_Work task_:
Please copy every line below that contains the string "JSON".

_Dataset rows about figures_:
════════════════

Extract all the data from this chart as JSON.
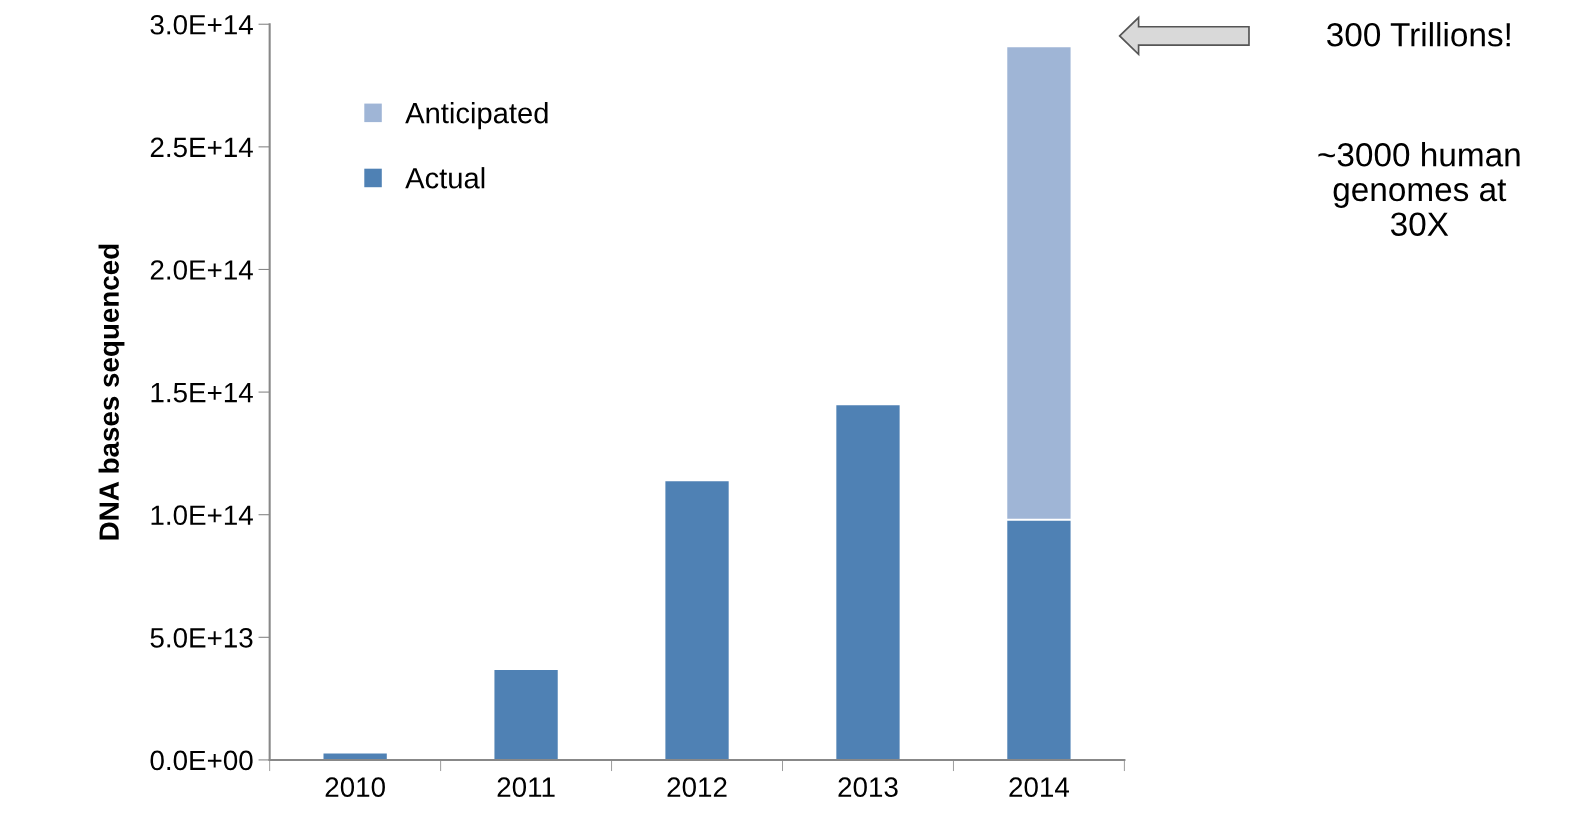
{
  "chart_data": {
    "type": "bar",
    "stacked": true,
    "ylabel": "DNA bases sequenced",
    "categories": [
      "2010",
      "2011",
      "2012",
      "2013",
      "2014"
    ],
    "series": [
      {
        "name": "Actual",
        "color": "#4f81b4",
        "values": [
          3000000000000.0,
          37000000000000.0,
          114000000000000.0,
          145000000000000.0,
          98000000000000.0
        ]
      },
      {
        "name": "Anticipated",
        "color": "#9fb5d6",
        "values": [
          null,
          null,
          null,
          null,
          193000000000000.0
        ]
      }
    ],
    "ylim": [
      0,
      300000000000000.0
    ],
    "yticks": [
      {
        "value": 0,
        "label": "0.0E+00"
      },
      {
        "value": 50000000000000.0,
        "label": "5.0E+13"
      },
      {
        "value": 100000000000000.0,
        "label": "1.0E+14"
      },
      {
        "value": 150000000000000.0,
        "label": "1.5E+14"
      },
      {
        "value": 200000000000000.0,
        "label": "2.0E+14"
      },
      {
        "value": 250000000000000.0,
        "label": "2.5E+14"
      },
      {
        "value": 300000000000000.0,
        "label": "3.0E+14"
      }
    ],
    "grid": false,
    "legend": "top left",
    "annotations": [
      "300 Trillions!",
      "~3000 human\ngenomes at\n30X"
    ]
  }
}
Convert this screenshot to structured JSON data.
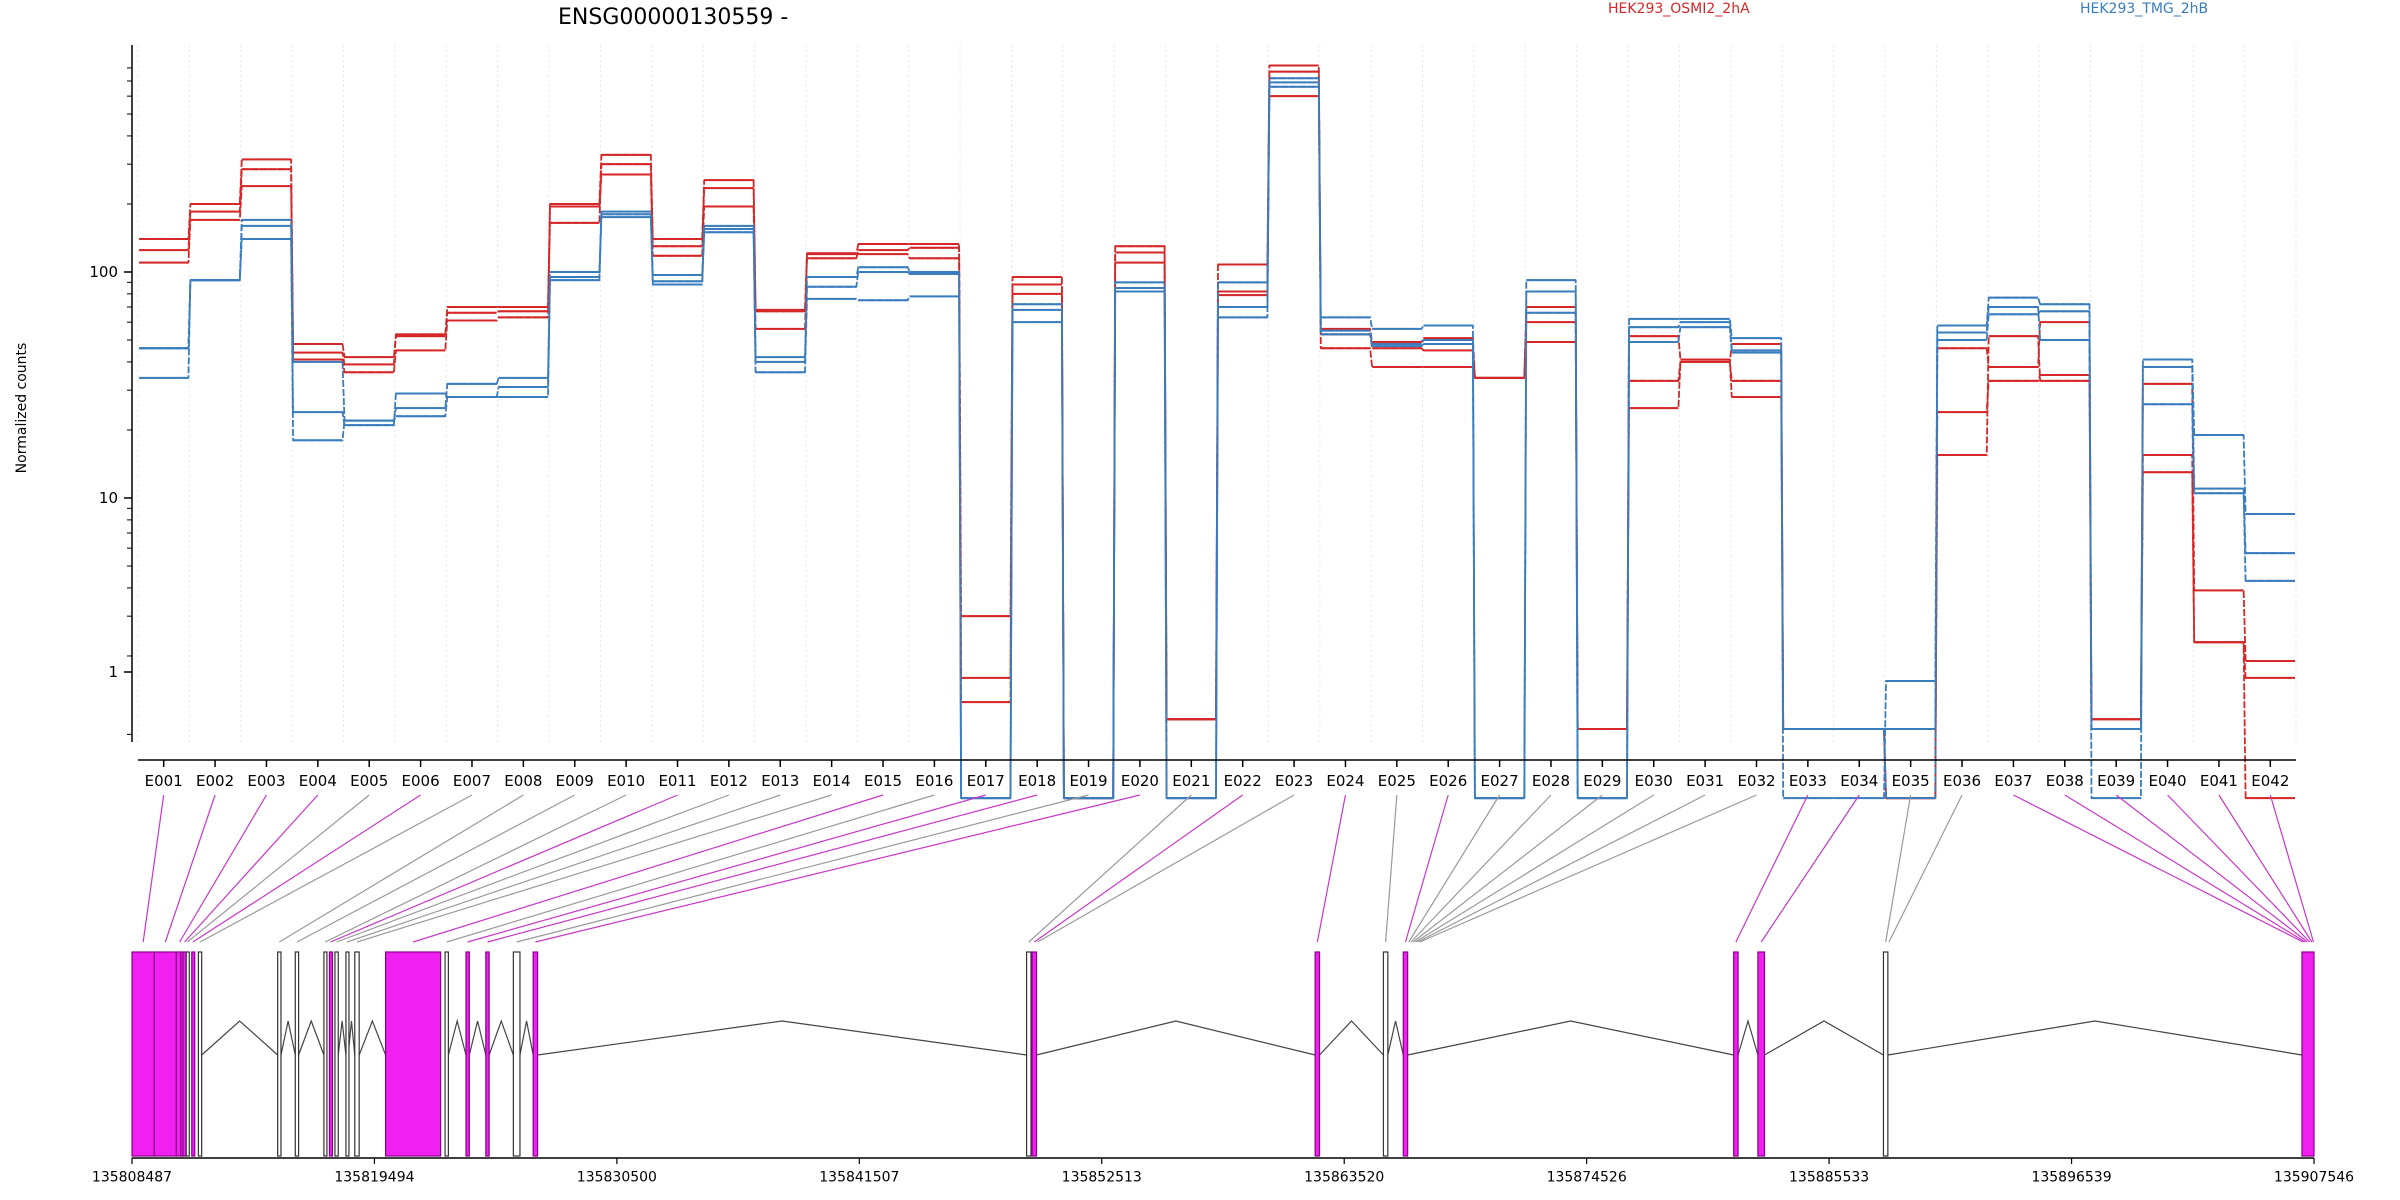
{
  "chart_data": {
    "type": "line",
    "title": "ENSG00000130559 -",
    "ylabel": "Normalized counts",
    "yscale": "log",
    "ylim": [
      0.45,
      900
    ],
    "yticks": [
      "100",
      "10",
      "1"
    ],
    "grid": false,
    "legend_position": "top",
    "categories": [
      "E001",
      "E002",
      "E003",
      "E004",
      "E005",
      "E006",
      "E007",
      "E008",
      "E009",
      "E010",
      "E011",
      "E012",
      "E013",
      "E014",
      "E015",
      "E016",
      "E017",
      "E018",
      "E019",
      "E020",
      "E021",
      "E022",
      "E023",
      "E024",
      "E025",
      "E026",
      "E027",
      "E028",
      "E029",
      "E030",
      "E031",
      "E032",
      "E033",
      "E034",
      "E035",
      "E036",
      "E037",
      "E038",
      "E039",
      "E040",
      "E041",
      "E042"
    ],
    "series": [
      {
        "name": "HEK293_OSMI2_2hA",
        "color": "#d62728",
        "replicates": [
          [
            110,
            170,
            240,
            48,
            42,
            52,
            70,
            70,
            200,
            330,
            140,
            255,
            68,
            120,
            133,
            133,
            3,
            95,
            0.47,
            130,
            1.05,
            108,
            820,
            56,
            49,
            51,
            34,
            70,
            0.95,
            33,
            40,
            33,
            0.95,
            0.95,
            0.47,
            46,
            38,
            60,
            1.05,
            32,
            3.9,
            1.9
          ],
          [
            125,
            185,
            285,
            44,
            39,
            53,
            66,
            67,
            165,
            300,
            130,
            235,
            67,
            115,
            125,
            128,
            1.6,
            88,
            0.47,
            122,
            1.05,
            82,
            770,
            53,
            46,
            45,
            34,
            60,
            0.95,
            52,
            41,
            28,
            0.95,
            0.95,
            0.47,
            24,
            33,
            35,
            1.05,
            15.5,
            2.3,
            1.6
          ],
          [
            140,
            200,
            315,
            41,
            36,
            45,
            61,
            63,
            195,
            270,
            118,
            195,
            56,
            121,
            120,
            115,
            1.25,
            80,
            0.47,
            110,
            1.05,
            79,
            600,
            46,
            38,
            38,
            34,
            49,
            0.95,
            25,
            40,
            48,
            0.95,
            0.95,
            0.47,
            15.5,
            52,
            33,
            0.95,
            13,
            2.3,
            0.47
          ]
        ]
      },
      {
        "name": "HEK293_TMG_2hB",
        "color": "#3a7dbd",
        "replicates": [
          [
            46,
            92,
            170,
            40,
            22,
            25,
            32,
            34,
            100,
            185,
            97,
            160,
            42,
            95,
            105,
            100,
            0.47,
            72,
            0.47,
            90,
            0.47,
            90,
            690,
            63,
            56,
            58,
            0.47,
            92,
            0.47,
            62,
            62,
            51,
            0.95,
            0.95,
            0.47,
            58,
            77,
            72,
            0.95,
            41,
            19,
            8.5
          ],
          [
            46,
            92,
            160,
            24,
            21,
            29,
            28,
            31,
            95,
            180,
            91,
            155,
            40,
            86,
            100,
            98,
            0.47,
            60,
            0.47,
            82,
            0.47,
            70,
            660,
            55,
            48,
            50,
            0.47,
            82,
            0.47,
            57,
            60,
            45,
            0.95,
            0.95,
            0.95,
            50,
            65,
            67,
            0.47,
            38,
            11,
            5.7
          ],
          [
            34,
            92,
            140,
            18,
            22,
            23,
            28,
            28,
            92,
            175,
            88,
            150,
            36,
            76,
            75,
            78,
            0.47,
            68,
            0.47,
            85,
            0.47,
            63,
            720,
            53,
            47,
            48,
            0.47,
            66,
            0.47,
            49,
            57,
            44,
            0.47,
            0.47,
            1.55,
            54,
            70,
            50,
            0.95,
            26,
            10.5,
            4.3
          ]
        ]
      }
    ],
    "gene_model": {
      "genomic_ticks": [
        "135808487",
        "135819494",
        "135830500",
        "135841507",
        "135852513",
        "135863520",
        "135874526",
        "135885533",
        "135896539",
        "135907546"
      ],
      "exons": [
        {
          "s": 135808487,
          "e": 135809500,
          "hit": true
        },
        {
          "s": 135809500,
          "e": 135810500,
          "hit": true
        },
        {
          "s": 135810500,
          "e": 135810700,
          "hit": true
        },
        {
          "s": 135810700,
          "e": 135810800,
          "hit": true
        },
        {
          "s": 135810800,
          "e": 135810950,
          "hit": true
        },
        {
          "s": 135810950,
          "e": 135811050,
          "hit": false
        },
        {
          "s": 135811200,
          "e": 135811300,
          "hit": true
        },
        {
          "s": 135811500,
          "e": 135811650,
          "hit": false
        },
        {
          "s": 135815100,
          "e": 135815250,
          "hit": false
        },
        {
          "s": 135815900,
          "e": 135816050,
          "hit": false
        },
        {
          "s": 135817200,
          "e": 135817300,
          "hit": false
        },
        {
          "s": 135817450,
          "e": 135817550,
          "hit": true
        },
        {
          "s": 135817700,
          "e": 135817850,
          "hit": false
        },
        {
          "s": 135818200,
          "e": 135818300,
          "hit": false
        },
        {
          "s": 135818600,
          "e": 135818800,
          "hit": false
        },
        {
          "s": 135820000,
          "e": 135822500,
          "hit": true
        },
        {
          "s": 135822700,
          "e": 135822850,
          "hit": false
        },
        {
          "s": 135823650,
          "e": 135823800,
          "hit": true
        },
        {
          "s": 135824550,
          "e": 135824700,
          "hit": true
        },
        {
          "s": 135825800,
          "e": 135826100,
          "hit": false
        },
        {
          "s": 135826700,
          "e": 135826900,
          "hit": true
        },
        {
          "s": 135849100,
          "e": 135849300,
          "hit": false
        },
        {
          "s": 135849350,
          "e": 135849550,
          "hit": true
        },
        {
          "s": 135862200,
          "e": 135862400,
          "hit": true
        },
        {
          "s": 135865300,
          "e": 135865500,
          "hit": false
        },
        {
          "s": 135866200,
          "e": 135866400,
          "hit": true
        },
        {
          "s": 135881200,
          "e": 135881400,
          "hit": true
        },
        {
          "s": 135882300,
          "e": 135882600,
          "hit": true
        },
        {
          "s": 135888000,
          "e": 135888200,
          "hit": false
        },
        {
          "s": 135907000,
          "e": 135907546,
          "hit": true
        }
      ],
      "exon_bins": [
        [
          135808487,
          135809500
        ],
        [
          135809500,
          135810500
        ],
        [
          135810500,
          135810800
        ],
        [
          135810800,
          135810950
        ],
        [
          135810950,
          135811050
        ],
        [
          135811200,
          135811300
        ],
        [
          135811500,
          135811650
        ],
        [
          135815100,
          135815250
        ],
        [
          135815900,
          135816050
        ],
        [
          135817200,
          135817300
        ],
        [
          135817450,
          135817550
        ],
        [
          135817700,
          135817850
        ],
        [
          135818200,
          135818300
        ],
        [
          135818600,
          135818800
        ],
        [
          135820000,
          135822500
        ],
        [
          135822700,
          135822850
        ],
        [
          135823650,
          135823800
        ],
        [
          135824550,
          135824700
        ],
        [
          135825800,
          135826100
        ],
        [
          135826700,
          135826900
        ],
        [
          135849100,
          135849300
        ],
        [
          135849350,
          135849550
        ],
        [
          135849550,
          135849650
        ],
        [
          135862200,
          135862400
        ],
        [
          135865300,
          135865500
        ],
        [
          135866200,
          135866400
        ],
        [
          135866400,
          135866500
        ],
        [
          135866500,
          135866600
        ],
        [
          135866600,
          135866700
        ],
        [
          135866700,
          135866800
        ],
        [
          135866800,
          135866900
        ],
        [
          135866900,
          135867000
        ],
        [
          135881200,
          135881400
        ],
        [
          135882300,
          135882600
        ],
        [
          135888000,
          135888200
        ],
        [
          135888200,
          135888300
        ],
        [
          135907000,
          135907100
        ],
        [
          135907100,
          135907200
        ],
        [
          135907200,
          135907300
        ],
        [
          135907300,
          135907400
        ],
        [
          135907400,
          135907500
        ],
        [
          135907500,
          135907546
        ]
      ],
      "hit_color": "#c838c8",
      "fill_color": "#f020f0"
    }
  }
}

════════════════

_Final answer_:
Extract all the data from this chart as JSON.
Convert this screenshot to structured JSON data.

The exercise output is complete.